Directive: Extract each record and reproduce it exactly.

Excerpted data:
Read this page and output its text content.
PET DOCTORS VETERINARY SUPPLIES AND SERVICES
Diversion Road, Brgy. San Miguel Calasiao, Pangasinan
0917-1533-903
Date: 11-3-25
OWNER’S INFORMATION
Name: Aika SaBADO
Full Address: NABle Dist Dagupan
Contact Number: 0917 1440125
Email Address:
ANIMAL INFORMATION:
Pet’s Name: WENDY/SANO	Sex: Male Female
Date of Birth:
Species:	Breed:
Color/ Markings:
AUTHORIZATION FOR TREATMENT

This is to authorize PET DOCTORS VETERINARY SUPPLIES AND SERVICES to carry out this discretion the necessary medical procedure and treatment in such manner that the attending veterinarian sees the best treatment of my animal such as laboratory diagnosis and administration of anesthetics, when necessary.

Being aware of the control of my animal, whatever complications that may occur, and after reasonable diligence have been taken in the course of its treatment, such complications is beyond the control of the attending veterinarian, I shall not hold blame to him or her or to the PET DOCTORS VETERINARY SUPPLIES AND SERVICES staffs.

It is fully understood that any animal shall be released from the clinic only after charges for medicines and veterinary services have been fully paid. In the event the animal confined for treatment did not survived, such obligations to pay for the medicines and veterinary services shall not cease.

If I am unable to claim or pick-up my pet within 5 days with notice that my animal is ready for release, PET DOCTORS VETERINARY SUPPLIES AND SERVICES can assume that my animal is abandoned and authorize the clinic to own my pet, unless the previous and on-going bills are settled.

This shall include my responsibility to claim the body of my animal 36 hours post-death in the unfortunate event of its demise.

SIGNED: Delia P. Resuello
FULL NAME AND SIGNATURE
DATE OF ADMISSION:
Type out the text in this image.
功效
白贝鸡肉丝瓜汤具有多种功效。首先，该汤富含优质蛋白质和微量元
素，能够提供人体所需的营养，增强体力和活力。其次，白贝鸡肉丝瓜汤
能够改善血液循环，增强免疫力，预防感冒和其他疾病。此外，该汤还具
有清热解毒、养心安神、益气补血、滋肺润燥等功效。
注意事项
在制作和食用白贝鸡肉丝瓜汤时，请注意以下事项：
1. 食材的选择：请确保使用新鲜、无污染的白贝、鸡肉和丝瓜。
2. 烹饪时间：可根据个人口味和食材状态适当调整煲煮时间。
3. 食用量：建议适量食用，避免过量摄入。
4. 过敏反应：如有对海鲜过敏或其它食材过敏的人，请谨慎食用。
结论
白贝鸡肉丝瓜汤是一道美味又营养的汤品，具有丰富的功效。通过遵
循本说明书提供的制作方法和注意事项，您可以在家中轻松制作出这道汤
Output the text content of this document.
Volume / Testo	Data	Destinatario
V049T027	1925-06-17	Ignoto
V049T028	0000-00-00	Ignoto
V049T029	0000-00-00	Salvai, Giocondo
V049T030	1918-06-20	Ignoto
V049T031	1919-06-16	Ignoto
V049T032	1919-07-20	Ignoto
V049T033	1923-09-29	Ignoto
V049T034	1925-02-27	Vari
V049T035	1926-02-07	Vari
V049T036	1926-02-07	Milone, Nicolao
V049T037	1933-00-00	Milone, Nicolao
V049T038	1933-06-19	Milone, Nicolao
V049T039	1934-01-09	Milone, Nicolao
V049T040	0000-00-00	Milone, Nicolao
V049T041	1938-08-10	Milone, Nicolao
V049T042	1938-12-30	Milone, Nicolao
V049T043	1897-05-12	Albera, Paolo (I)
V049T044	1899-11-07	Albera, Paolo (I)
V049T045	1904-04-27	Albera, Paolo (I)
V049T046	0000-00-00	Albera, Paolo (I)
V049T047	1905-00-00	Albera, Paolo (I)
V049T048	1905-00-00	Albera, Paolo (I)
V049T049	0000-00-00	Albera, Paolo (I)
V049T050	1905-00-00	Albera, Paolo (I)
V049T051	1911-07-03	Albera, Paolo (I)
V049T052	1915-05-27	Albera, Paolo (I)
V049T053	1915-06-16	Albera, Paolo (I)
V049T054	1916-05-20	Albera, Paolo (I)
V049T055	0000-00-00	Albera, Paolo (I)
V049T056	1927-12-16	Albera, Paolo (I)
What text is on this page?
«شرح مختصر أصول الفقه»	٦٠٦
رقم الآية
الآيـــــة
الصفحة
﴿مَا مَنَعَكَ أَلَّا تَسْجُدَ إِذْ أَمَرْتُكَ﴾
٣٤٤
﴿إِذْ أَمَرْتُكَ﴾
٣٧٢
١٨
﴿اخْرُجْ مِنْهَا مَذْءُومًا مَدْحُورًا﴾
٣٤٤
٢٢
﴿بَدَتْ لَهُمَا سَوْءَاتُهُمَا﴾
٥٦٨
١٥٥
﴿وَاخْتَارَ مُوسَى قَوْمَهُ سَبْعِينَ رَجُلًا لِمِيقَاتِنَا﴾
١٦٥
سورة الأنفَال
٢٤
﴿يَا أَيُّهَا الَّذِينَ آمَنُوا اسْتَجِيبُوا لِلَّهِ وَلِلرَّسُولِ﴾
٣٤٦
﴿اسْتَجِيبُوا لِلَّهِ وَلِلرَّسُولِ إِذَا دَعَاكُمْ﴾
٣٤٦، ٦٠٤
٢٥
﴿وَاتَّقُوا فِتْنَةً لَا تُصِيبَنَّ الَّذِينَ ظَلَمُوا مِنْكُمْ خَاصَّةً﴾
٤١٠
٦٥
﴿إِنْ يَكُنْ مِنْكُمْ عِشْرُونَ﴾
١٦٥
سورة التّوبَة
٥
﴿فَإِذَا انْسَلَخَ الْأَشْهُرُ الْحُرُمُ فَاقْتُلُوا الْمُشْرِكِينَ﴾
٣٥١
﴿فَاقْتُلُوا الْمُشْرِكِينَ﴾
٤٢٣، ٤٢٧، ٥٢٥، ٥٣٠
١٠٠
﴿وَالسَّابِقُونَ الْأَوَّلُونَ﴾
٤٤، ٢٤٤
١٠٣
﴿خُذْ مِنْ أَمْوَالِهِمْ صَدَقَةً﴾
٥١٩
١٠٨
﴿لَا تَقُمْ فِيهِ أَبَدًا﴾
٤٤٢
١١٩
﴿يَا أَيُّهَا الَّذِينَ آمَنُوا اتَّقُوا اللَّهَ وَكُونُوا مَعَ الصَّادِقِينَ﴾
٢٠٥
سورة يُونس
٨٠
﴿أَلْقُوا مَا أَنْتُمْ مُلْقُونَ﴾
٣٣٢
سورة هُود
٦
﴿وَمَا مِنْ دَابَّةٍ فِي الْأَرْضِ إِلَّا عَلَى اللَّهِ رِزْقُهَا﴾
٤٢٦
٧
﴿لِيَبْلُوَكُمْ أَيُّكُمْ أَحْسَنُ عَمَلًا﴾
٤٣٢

Response to the task:
Read this page and output its text content.
PET DOCTORS VETERINARY SUPPLIES AND SERVICES
Diversion Road, Brgy. San Miguel Calasiao, Pangasinan
0917-1533-903
Date: 11-3-25
OWNER’S INFORMATION
Name: Aika SaBADO
Full Address: NABle Dist Dagupan
Contact Number: 0917 1440125
Email Address:
ANIMAL INFORMATION:
Pet’s Name: WENDY/SANO	Sex: Male Female
Date of Birth:
Species:	Breed:
Color/ Markings:
AUTHORIZATION FOR TREATMENT

This is to authorize PET DOCTORS VETERINARY SUPPLIES AND SERVICES to carry out this discretion the necessary medical procedure and treatment in such manner that the attending veterinarian sees the best treatment of my animal such as laboratory diagnosis and administration of anesthetics, when necessary.

Being aware of the control of my animal, whatever complications that may occur, and after reasonable diligence have been taken in the course of its treatment, such complications is beyond the control of the attending veterinarian, I shall not hold blame to him or her or to the PET DOCTORS VETERINARY SUPPLIES AND SERVICES staffs.

It is fully understood that any animal shall be released from the clinic only after charges for medicines and veterinary services have been fully paid. In the event the animal confined for treatment did not survived, such obligations to pay for the medicines and veterinary services shall not cease.

If I am unable to claim or pick-up my pet within 5 days with notice that my animal is ready for release, PET DOCTORS VETERINARY SUPPLIES AND SERVICES can assume that my animal is abandoned and authorize the clinic to own my pet, unless the previous and on-going bills are settled.

This shall include my responsibility to claim the body of my animal 36 hours post-death in the unfortunate event of its demise.

SIGNED: Delia P. Resuello
FULL NAME AND SIGNATURE
DATE OF ADMISSION:
Type out the text in this image.
功效
白贝鸡肉丝瓜汤具有多种功效。首先，该汤富含优质蛋白质和微量元
素，能够提供人体所需的营养，增强体力和活力。其次，白贝鸡肉丝瓜汤
能够改善血液循环，增强免疫力，预防感冒和其他疾病。此外，该汤还具
有清热解毒、养心安神、益气补血、滋肺润燥等功效。
注意事项
在制作和食用白贝鸡肉丝瓜汤时，请注意以下事项：
1. 食材的选择：请确保使用新鲜、无污染的白贝、鸡肉和丝瓜。
2. 烹饪时间：可根据个人口味和食材状态适当调整煲煮时间。
3. 食用量：建议适量食用，避免过量摄入。
4. 过敏反应：如有对海鲜过敏或其它食材过敏的人，请谨慎食用。
结论
白贝鸡肉丝瓜汤是一道美味又营养的汤品，具有丰富的功效。通过遵
循本说明书提供的制作方法和注意事项，您可以在家中轻松制作出这道汤
Output the text content of this document.
Volume / Testo	Data	Destinatario
V049T027	1925-06-17	Ignoto
V049T028	0000-00-00	Ignoto
V049T029	0000-00-00	Salvai, Giocondo
V049T030	1918-06-20	Ignoto
V049T031	1919-06-16	Ignoto
V049T032	1919-07-20	Ignoto
V049T033	1923-09-29	Ignoto
V049T034	1925-02-27	Vari
V049T035	1926-02-07	Vari
V049T036	1926-02-07	Milone, Nicolao
V049T037	1933-00-00	Milone, Nicolao
V049T038	1933-06-19	Milone, Nicolao
V049T039	1934-01-09	Milone, Nicolao
V049T040	0000-00-00	Milone, Nicolao
V049T041	1938-08-10	Milone, Nicolao
V049T042	1938-12-30	Milone, Nicolao
V049T043	1897-05-12	Albera, Paolo (I)
V049T044	1899-11-07	Albera, Paolo (I)
V049T045	1904-04-27	Albera, Paolo (I)
V049T046	0000-00-00	Albera, Paolo (I)
V049T047	1905-00-00	Albera, Paolo (I)
V049T048	1905-00-00	Albera, Paolo (I)
V049T049	0000-00-00	Albera, Paolo (I)
V049T050	1905-00-00	Albera, Paolo (I)
V049T051	1911-07-03	Albera, Paolo (I)
V049T052	1915-05-27	Albera, Paolo (I)
V049T053	1915-06-16	Albera, Paolo (I)
V049T054	1916-05-20	Albera, Paolo (I)
V049T055	0000-00-00	Albera, Paolo (I)
V049T056	1927-12-16	Albera, Paolo (I)
What text is on this page?
«شرح مختصر أصول الفقه»	٦٠٦
رقم الآية
الآيـــــة
الصفحة
﴿مَا مَنَعَكَ أَلَّا تَسْجُدَ إِذْ أَمَرْتُكَ﴾
٣٤٤
﴿إِذْ أَمَرْتُكَ﴾
٣٧٢
١٨
﴿اخْرُجْ مِنْهَا مَذْءُومًا مَدْحُورًا﴾
٣٤٤
٢٢
﴿بَدَتْ لَهُمَا سَوْءَاتُهُمَا﴾
٥٦٨
١٥٥
﴿وَاخْتَارَ مُوسَى قَوْمَهُ سَبْعِينَ رَجُلًا لِمِيقَاتِنَا﴾
١٦٥
سورة الأنفَال
٢٤
﴿يَا أَيُّهَا الَّذِينَ آمَنُوا اسْتَجِيبُوا لِلَّهِ وَلِلرَّسُولِ﴾
٣٤٦
﴿اسْتَجِيبُوا لِلَّهِ وَلِلرَّسُولِ إِذَا دَعَاكُمْ﴾
٣٤٦، ٦٠٤
٢٥
﴿وَاتَّقُوا فِتْنَةً لَا تُصِيبَنَّ الَّذِينَ ظَلَمُوا مِنْكُمْ خَاصَّةً﴾
٤١٠
٦٥
﴿إِنْ يَكُنْ مِنْكُمْ عِشْرُونَ﴾
١٦٥
سورة التّوبَة
٥
﴿فَإِذَا انْسَلَخَ الْأَشْهُرُ الْحُرُمُ فَاقْتُلُوا الْمُشْرِكِينَ﴾
٣٥١
﴿فَاقْتُلُوا الْمُشْرِكِينَ﴾
٤٢٣، ٤٢٧، ٥٢٥، ٥٣٠
١٠٠
﴿وَالسَّابِقُونَ الْأَوَّلُونَ﴾
٤٤، ٢٤٤
١٠٣
﴿خُذْ مِنْ أَمْوَالِهِمْ صَدَقَةً﴾
٥١٩
١٠٨
﴿لَا تَقُمْ فِيهِ أَبَدًا﴾
٤٤٢
١١٩
﴿يَا أَيُّهَا الَّذِينَ آمَنُوا اتَّقُوا اللَّهَ وَكُونُوا مَعَ الصَّادِقِينَ﴾
٢٠٥
سورة يُونس
٨٠
﴿أَلْقُوا مَا أَنْتُمْ مُلْقُونَ﴾
٣٣٢
سورة هُود
٦
﴿وَمَا مِنْ دَابَّةٍ فِي الْأَرْضِ إِلَّا عَلَى اللَّهِ رِزْقُهَا﴾
٤٢٦
٧
﴿لِيَبْلُوَكُمْ أَيُّكُمْ أَحْسَنُ عَمَلًا﴾
٤٣٢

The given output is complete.